▶ [AIM]: Start with the line containing "Give me a plain-text" and write out each line through the end of the listing, exactly as given.

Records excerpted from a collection
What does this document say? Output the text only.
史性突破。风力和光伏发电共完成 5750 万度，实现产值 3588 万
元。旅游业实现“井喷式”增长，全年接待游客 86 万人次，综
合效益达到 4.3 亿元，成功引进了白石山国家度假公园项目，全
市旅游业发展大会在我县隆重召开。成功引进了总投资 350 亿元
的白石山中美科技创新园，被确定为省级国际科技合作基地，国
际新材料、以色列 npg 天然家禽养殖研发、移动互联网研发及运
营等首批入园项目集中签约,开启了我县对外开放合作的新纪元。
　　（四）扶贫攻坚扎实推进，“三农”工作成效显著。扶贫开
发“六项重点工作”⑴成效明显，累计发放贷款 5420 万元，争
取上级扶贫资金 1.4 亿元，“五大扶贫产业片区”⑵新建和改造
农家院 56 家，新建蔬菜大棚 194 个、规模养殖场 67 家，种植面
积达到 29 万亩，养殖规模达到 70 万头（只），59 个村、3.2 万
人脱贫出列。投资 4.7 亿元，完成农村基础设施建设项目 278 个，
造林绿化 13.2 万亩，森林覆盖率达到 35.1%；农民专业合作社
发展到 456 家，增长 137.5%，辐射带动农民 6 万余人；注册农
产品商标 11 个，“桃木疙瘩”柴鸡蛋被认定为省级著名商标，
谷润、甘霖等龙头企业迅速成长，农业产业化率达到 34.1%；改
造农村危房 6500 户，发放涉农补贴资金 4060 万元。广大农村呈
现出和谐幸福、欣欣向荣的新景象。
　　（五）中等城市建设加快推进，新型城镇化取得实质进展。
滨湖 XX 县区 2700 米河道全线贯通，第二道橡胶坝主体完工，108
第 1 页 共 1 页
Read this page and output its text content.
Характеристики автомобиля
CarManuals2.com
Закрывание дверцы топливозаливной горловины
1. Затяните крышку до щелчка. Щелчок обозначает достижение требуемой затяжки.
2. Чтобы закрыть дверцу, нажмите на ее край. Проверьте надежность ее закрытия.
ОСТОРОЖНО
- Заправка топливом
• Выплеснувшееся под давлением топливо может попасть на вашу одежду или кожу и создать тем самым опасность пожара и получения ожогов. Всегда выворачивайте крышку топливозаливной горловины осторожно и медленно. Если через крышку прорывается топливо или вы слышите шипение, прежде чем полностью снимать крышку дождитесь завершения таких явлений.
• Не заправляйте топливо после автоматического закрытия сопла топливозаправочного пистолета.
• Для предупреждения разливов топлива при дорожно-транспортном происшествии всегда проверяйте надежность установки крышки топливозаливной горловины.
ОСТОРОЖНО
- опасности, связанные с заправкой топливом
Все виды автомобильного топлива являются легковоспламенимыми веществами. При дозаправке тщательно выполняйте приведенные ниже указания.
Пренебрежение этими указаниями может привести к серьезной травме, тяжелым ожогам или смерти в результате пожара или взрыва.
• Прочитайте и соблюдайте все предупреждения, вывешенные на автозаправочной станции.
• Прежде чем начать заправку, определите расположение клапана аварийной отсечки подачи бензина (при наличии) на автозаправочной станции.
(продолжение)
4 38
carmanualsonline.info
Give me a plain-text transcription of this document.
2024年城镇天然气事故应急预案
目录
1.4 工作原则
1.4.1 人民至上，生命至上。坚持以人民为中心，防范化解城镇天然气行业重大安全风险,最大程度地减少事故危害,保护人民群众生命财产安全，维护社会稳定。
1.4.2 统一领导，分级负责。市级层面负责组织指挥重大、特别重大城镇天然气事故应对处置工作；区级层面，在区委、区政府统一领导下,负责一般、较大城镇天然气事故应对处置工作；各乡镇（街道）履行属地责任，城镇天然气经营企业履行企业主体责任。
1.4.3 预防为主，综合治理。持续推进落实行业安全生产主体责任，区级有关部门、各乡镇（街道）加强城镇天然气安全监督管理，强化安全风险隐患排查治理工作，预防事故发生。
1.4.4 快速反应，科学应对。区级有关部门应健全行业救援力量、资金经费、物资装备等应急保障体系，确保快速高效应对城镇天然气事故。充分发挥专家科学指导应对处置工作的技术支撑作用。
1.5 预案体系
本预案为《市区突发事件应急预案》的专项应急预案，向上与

▶ [EXPECTED ANSWER]:
Give me a plain-text transcription of this document.
2024年城镇天然气事故应急预案
目录
1.4 工作原则
1.4.1 人民至上，生命至上。坚持以人民为中心，防范化解城镇天然气行业重大安全风险,最大程度地减少事故危害,保护人民群众生命财产安全，维护社会稳定。
1.4.2 统一领导，分级负责。市级层面负责组织指挥重大、特别重大城镇天然气事故应对处置工作；区级层面，在区委、区政府统一领导下,负责一般、较大城镇天然气事故应对处置工作；各乡镇（街道）履行属地责任，城镇天然气经营企业履行企业主体责任。
1.4.3 预防为主，综合治理。持续推进落实行业安全生产主体责任，区级有关部门、各乡镇（街道）加强城镇天然气安全监督管理，强化安全风险隐患排查治理工作，预防事故发生。
1.4.4 快速反应，科学应对。区级有关部门应健全行业救援力量、资金经费、物资装备等应急保障体系，确保快速高效应对城镇天然气事故。充分发挥专家科学指导应对处置工作的技术支撑作用。
1.5 预案体系
本预案为《市区突发事件应急预案》的专项应急预案，向上与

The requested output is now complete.